■ **TASK TO COMPLETE**:
Check each line of the data below for the word "name", then extract the ones that have it.
* START MATERIAL FOR THIS TASK *
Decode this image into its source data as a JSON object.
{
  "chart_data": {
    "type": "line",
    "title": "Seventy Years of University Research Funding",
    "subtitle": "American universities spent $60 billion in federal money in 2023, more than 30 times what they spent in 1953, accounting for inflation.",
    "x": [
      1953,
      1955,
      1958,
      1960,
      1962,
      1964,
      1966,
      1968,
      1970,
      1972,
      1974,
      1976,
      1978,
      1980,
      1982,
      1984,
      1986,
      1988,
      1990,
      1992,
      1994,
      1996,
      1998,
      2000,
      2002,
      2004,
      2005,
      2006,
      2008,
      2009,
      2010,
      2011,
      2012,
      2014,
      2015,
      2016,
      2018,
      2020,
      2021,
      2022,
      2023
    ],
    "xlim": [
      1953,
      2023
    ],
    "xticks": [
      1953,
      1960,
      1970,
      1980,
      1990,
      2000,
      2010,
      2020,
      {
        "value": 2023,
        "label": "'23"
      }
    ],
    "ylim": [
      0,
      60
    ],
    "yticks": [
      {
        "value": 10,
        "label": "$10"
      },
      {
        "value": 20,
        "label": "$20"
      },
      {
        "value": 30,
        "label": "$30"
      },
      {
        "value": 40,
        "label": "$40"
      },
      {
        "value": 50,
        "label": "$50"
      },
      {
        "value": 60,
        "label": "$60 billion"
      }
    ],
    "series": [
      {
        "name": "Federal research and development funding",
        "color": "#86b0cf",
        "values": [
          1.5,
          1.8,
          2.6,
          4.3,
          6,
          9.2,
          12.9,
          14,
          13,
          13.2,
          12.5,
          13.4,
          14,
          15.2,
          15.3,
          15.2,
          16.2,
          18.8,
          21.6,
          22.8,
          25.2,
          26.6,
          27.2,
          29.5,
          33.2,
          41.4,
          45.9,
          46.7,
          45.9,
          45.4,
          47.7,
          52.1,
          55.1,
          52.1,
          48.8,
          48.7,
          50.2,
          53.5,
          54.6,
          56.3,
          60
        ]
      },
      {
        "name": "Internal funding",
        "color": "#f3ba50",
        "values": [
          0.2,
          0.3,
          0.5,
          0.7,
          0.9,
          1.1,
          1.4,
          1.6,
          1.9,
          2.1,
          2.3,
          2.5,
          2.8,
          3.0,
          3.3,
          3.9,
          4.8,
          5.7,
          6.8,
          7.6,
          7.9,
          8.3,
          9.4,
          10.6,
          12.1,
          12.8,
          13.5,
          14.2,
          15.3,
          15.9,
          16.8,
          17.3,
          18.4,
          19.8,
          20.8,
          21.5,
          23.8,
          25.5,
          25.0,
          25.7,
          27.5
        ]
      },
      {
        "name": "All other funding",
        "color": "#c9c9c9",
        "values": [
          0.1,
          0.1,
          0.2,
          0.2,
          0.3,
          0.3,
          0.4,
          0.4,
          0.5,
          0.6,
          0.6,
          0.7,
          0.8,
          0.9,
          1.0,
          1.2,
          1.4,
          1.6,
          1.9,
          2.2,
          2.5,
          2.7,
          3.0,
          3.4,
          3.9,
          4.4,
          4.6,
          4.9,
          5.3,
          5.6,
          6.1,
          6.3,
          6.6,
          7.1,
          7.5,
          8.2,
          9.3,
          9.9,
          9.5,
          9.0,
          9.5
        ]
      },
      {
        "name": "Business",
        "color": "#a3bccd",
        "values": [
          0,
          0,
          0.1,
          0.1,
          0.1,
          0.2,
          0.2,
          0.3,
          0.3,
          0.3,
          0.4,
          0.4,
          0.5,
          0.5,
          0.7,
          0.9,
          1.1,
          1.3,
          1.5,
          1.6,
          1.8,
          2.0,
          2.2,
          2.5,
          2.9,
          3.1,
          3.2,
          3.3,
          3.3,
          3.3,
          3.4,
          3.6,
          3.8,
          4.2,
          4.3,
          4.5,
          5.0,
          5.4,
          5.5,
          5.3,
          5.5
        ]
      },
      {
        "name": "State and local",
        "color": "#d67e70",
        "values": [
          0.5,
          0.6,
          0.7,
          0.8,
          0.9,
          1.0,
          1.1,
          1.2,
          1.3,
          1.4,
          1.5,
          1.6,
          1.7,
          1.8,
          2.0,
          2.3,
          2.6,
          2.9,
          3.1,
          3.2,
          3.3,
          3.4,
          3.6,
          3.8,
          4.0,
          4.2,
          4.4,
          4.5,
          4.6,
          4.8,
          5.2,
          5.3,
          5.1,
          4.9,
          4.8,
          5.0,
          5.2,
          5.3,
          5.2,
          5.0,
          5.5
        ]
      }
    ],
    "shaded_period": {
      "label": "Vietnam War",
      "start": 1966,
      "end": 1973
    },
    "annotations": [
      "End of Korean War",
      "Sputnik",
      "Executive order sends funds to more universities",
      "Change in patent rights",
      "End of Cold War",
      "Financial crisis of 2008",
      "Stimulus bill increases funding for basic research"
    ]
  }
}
* END MATERIAL FOR THIS TASK *
■ **ANSWER FOR THIS EXERCISE**:
        "name": "Federal research and development funding",
        "name": "Internal funding",
        "name": "All other funding",
        "name": "Business",
        "name": "State and local",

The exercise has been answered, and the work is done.